ANC Workshop - Antoine Lain

Tuesday, 27th September 2022

Dynamic biomedical corpus generation and machine annotation a case study of Autism Spectrum Disorder

Abstract:   I will present a dynamic computational pipeline for the generation of biomedical text corpora and the subsequent identification of embedded biomedical concepts using named entity recognition. I will first introduce Cadmus, a Python package that can perform full-text document retrieval in a customisable manner to generate biomedical corpora from the published research literature. I will then introduce ParallelPyMetaMap, a Python wrapper that enables flexible and parallelisable use of the NIH-NLM MetaMap tool. I will illustrate the utility of the pipeline by generating a full-text corpus describing the published literature for Autism Spectrum Disorders (ASD); Cadmus successfully retrieved 57,635/69,590 full-text publications (82.8%) related to ASD and indexed in NCBI PubMed as of March 2022. ParallelPyMetaMap identified 200 205 unique biomedical entities from 127 distinct semantic groups when applied to the ASD corpus. I will discuss the resulting annotated ASD corpus and the utility of a literature-driven approach to structuring biomedical domain knowledge for ASD.

Event type: Workshop

Date: Tuesday, 27th September 2022

Time: 11:00

Location: Online (please see email for Collaborate link)

Speaker(s): Antoine Lain

Chair/Host: Angus Chadwick

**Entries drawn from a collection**
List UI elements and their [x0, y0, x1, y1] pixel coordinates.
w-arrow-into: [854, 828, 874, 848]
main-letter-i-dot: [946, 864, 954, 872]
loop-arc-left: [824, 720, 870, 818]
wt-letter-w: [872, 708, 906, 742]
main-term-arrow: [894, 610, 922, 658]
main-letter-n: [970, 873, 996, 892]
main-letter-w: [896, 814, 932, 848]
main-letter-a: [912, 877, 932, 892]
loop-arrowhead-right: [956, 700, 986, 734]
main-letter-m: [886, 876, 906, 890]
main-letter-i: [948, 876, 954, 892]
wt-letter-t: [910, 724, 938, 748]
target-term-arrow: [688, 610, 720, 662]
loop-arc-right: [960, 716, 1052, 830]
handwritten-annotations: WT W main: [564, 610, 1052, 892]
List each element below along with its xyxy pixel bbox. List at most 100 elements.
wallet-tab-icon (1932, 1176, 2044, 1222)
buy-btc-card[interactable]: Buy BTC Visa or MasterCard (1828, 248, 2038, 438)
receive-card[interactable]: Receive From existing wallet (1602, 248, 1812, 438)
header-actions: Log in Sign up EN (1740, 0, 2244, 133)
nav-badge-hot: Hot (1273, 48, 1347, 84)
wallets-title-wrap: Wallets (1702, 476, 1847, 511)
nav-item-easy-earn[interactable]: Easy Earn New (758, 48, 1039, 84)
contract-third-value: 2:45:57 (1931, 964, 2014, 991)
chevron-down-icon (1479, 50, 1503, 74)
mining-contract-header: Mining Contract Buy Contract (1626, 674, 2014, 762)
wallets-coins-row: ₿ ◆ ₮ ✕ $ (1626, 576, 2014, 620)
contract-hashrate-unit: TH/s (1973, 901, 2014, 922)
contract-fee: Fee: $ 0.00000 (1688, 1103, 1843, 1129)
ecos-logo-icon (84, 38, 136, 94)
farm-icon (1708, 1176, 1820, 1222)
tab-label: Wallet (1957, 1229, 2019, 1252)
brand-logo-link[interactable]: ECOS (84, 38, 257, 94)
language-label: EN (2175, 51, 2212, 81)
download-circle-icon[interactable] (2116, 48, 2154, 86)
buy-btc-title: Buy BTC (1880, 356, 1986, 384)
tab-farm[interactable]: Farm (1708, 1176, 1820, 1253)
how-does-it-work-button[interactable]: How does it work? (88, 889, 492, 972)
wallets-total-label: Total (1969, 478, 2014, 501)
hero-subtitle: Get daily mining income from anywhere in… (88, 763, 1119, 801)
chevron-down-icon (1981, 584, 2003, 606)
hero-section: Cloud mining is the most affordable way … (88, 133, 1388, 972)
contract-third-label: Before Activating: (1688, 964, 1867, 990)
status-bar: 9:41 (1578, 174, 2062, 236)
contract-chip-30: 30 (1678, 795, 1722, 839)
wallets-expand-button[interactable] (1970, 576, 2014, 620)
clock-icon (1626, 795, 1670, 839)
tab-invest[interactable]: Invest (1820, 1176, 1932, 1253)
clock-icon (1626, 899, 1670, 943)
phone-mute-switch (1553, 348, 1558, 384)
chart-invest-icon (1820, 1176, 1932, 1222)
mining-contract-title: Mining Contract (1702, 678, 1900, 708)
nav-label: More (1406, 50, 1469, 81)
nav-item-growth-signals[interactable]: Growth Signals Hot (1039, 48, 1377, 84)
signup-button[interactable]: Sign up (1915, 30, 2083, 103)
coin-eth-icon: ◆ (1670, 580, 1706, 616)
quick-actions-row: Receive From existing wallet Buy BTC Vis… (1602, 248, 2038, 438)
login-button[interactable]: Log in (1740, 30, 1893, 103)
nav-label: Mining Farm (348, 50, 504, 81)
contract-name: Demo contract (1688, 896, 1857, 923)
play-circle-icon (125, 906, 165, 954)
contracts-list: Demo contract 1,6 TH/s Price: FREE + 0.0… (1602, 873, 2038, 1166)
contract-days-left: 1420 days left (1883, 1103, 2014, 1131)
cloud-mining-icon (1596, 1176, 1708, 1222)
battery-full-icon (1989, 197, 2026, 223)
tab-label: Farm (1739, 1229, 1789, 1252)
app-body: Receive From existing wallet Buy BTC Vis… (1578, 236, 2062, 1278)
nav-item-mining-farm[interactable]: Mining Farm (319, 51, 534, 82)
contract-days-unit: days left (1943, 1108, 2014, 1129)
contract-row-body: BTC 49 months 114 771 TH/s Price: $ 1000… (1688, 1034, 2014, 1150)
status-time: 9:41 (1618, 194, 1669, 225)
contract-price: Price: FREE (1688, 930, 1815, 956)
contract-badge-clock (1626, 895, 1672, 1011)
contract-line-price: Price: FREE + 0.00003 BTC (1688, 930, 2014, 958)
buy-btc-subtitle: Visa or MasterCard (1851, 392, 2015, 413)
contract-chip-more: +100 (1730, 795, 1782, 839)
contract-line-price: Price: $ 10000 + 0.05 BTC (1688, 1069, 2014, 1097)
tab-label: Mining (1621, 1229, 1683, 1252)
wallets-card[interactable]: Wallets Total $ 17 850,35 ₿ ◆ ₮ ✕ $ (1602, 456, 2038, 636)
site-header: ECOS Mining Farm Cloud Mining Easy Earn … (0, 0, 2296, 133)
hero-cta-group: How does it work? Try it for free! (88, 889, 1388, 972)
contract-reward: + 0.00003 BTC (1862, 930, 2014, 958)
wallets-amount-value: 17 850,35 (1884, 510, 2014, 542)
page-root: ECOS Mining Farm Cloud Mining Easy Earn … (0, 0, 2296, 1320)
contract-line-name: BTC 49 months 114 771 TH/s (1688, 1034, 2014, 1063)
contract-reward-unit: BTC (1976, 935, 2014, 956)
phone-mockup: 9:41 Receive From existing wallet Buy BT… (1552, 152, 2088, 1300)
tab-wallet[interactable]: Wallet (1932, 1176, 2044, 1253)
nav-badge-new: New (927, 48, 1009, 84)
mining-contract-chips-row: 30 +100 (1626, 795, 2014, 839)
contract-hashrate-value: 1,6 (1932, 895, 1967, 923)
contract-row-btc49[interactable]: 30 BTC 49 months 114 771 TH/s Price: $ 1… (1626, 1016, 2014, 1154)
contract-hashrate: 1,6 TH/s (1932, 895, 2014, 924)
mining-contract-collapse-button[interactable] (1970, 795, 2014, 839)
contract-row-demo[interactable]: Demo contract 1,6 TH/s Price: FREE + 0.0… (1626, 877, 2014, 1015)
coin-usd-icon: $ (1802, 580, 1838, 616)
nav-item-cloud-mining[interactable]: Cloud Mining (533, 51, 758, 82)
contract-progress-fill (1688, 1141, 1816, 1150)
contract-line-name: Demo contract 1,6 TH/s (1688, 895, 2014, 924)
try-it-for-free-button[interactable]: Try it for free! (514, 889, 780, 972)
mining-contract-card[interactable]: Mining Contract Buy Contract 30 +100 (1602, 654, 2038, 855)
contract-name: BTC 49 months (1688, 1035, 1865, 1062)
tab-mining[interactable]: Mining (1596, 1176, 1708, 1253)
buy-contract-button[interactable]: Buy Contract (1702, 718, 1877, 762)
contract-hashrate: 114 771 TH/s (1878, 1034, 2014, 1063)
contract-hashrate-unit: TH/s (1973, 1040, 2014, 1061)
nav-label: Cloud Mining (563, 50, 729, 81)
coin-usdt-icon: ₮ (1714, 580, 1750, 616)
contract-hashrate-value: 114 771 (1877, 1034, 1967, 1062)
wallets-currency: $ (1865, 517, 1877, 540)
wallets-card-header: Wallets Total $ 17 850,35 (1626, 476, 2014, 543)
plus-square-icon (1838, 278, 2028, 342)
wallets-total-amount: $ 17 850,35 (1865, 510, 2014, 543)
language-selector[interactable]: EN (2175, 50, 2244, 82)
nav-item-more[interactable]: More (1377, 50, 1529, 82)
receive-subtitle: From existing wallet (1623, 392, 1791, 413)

**What you are asked to do**
Copy out the entire workshop announcement verbatim. The data come from a separate source and are unrelated to the workshop announcement.

**The answer**
ANC Workshop - Antoine Lain

Tuesday, 27th September 2022

Dynamic biomedical corpus generation and machine annotation a case study of Autism Spectrum Disorder

Abstract:   I will present a dynamic computational pipeline for the generation of biomedical text corpora and the subsequent identification of embedded biomedical concepts using named entity recognition. I will first introduce Cadmus, a Python package that can perform full-text document retrieval in a customisable manner to generate biomedical corpora from the published research literature. I will then introduce ParallelPyMetaMap, a Python wrapper that enables flexible and parallelisable use of the NIH-NLM MetaMap tool. I will illustrate the utility of the pipeline by generating a full-text corpus describing the published literature for Autism Spectrum Disorders (ASD); Cadmus successfully retrieved 57,635/69,590 full-text publications (82.8%) related to ASD and indexed in NCBI PubMed as of March 2022. ParallelPyMetaMap identified 200 205 unique biomedical entities from 127 distinct semantic groups when applied to the ASD corpus. I will discuss the resulting annotated ASD corpus and the utility of a literature-driven approach to structuring biomedical domain knowledge for ASD.

Event type: Workshop

Date: Tuesday, 27th September 2022

Time: 11:00

Location: Online (please see email for Collaborate link)

Speaker(s): Antoine Lain

Chair/Host: Angus Chadwick